Copy out all the lines exactly. Omit pictures.
————————
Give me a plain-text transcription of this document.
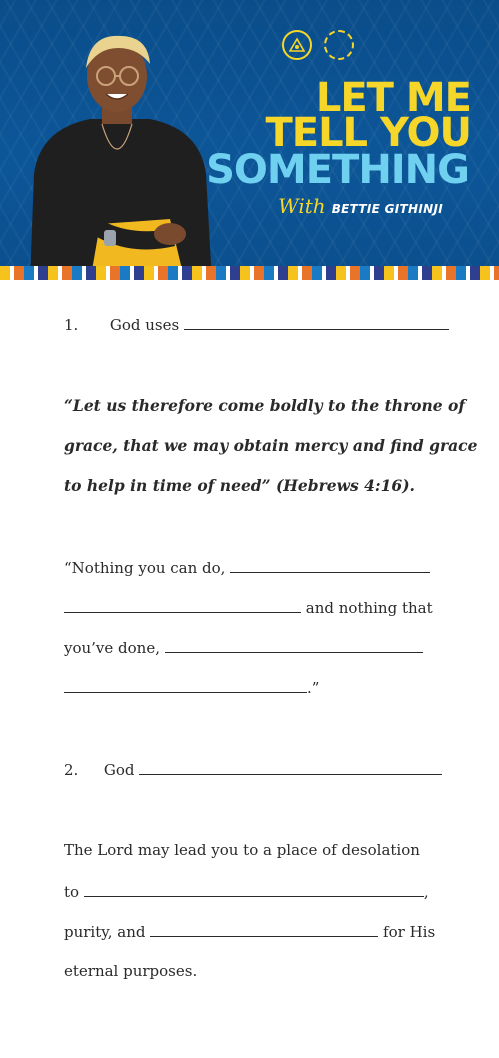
LET ME
TELL YOU
SOMETHING
With BETTIE GITHINJI
1. God uses
“Let us therefore come boldly to the throne of
grace, that we may obtain mercy and find grace
to help in time of need” (Hebrews 4:16).
“Nothing you can do,
and nothing that
you’ve done,
.”
2. God
The Lord may lead you to a place of desolation
to	,
purity, and	for His
eternal purposes.
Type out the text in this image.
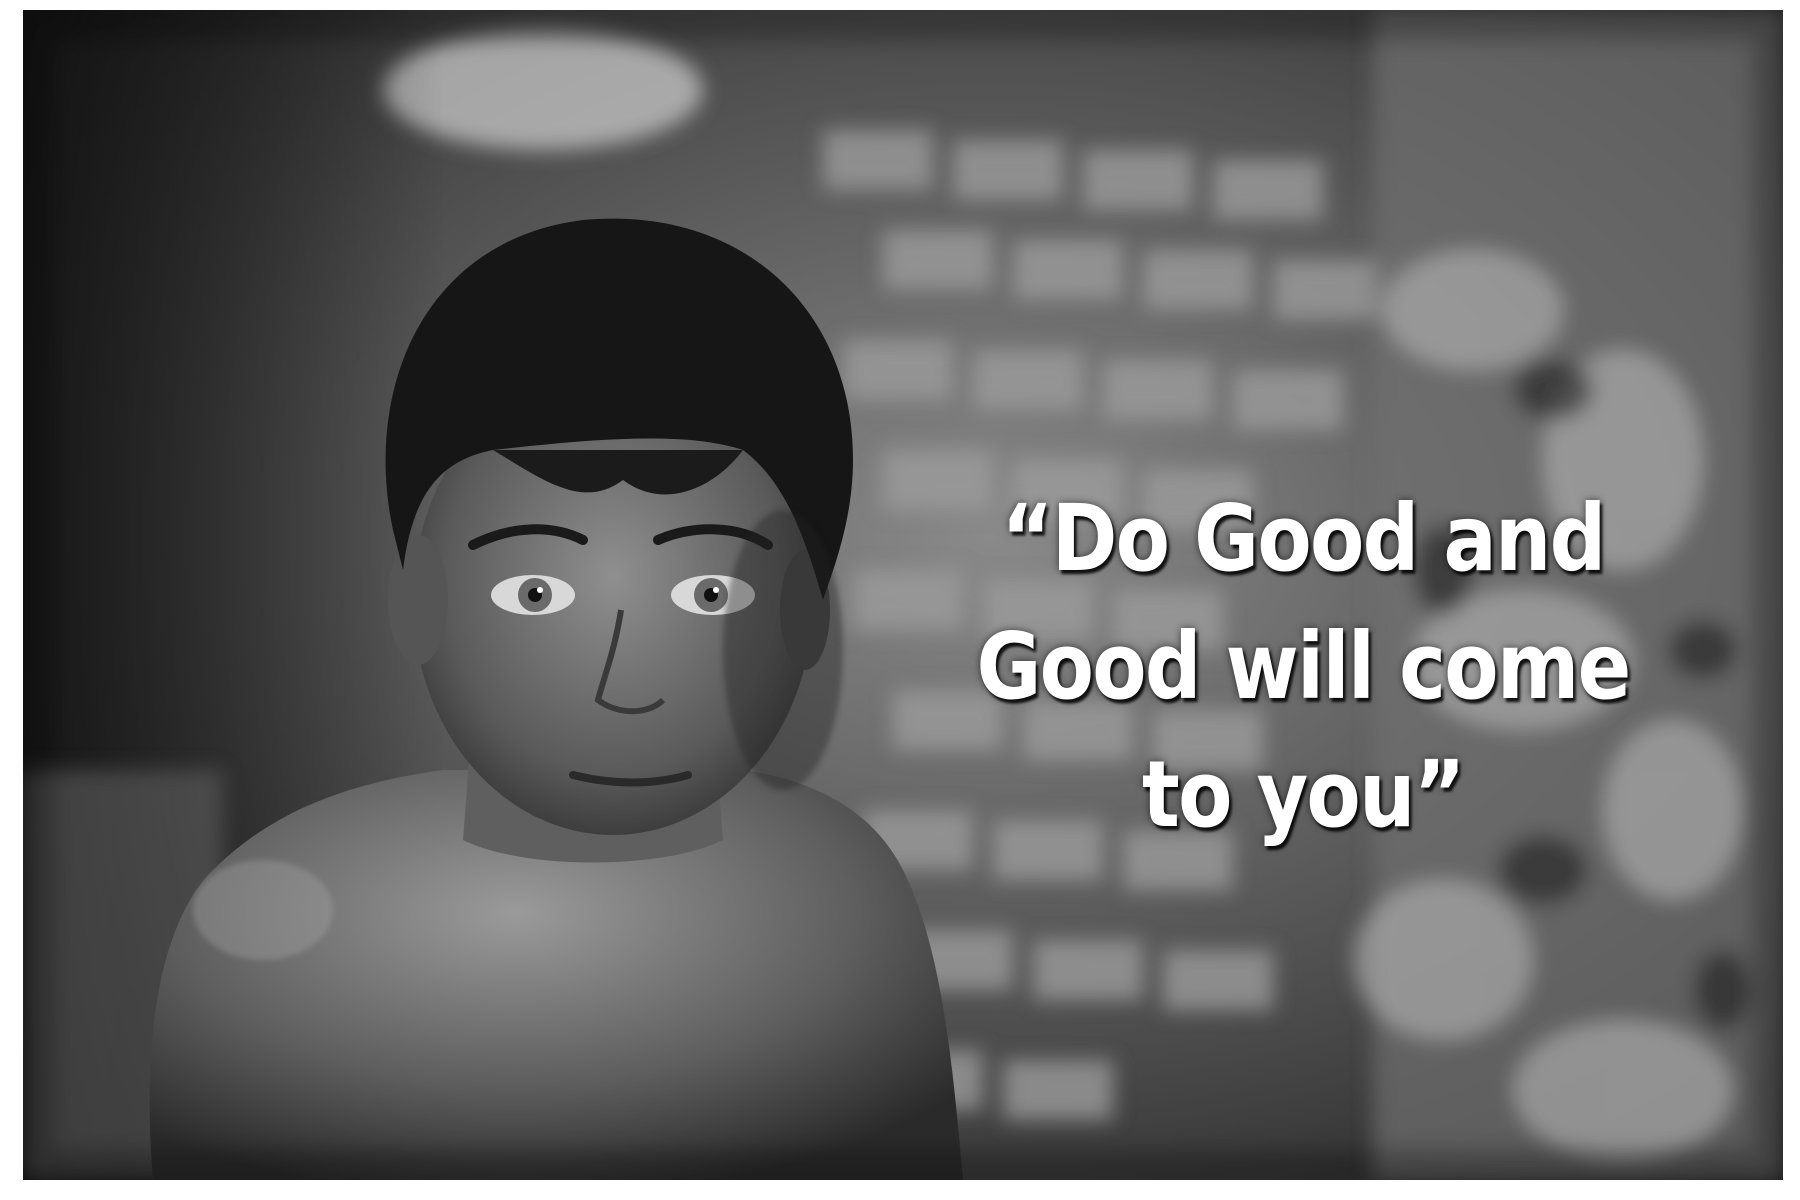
“Do Good and
Good will come
to you”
————————
* Task answer
Give me a plain-text transcription of this document.
LET ME
TELL YOU
SOMETHING
With BETTIE GITHINJI
1. God uses
“Let us therefore come boldly to the throne of
grace, that we may obtain mercy and find grace
to help in time of need” (Hebrews 4:16).
“Nothing you can do,
and nothing that
you’ve done,
.”
2. God
The Lord may lead you to a place of desolation
to	,
purity, and	for His
eternal purposes.
Type out the text in this image.
“Do Good and
Good will come
to you”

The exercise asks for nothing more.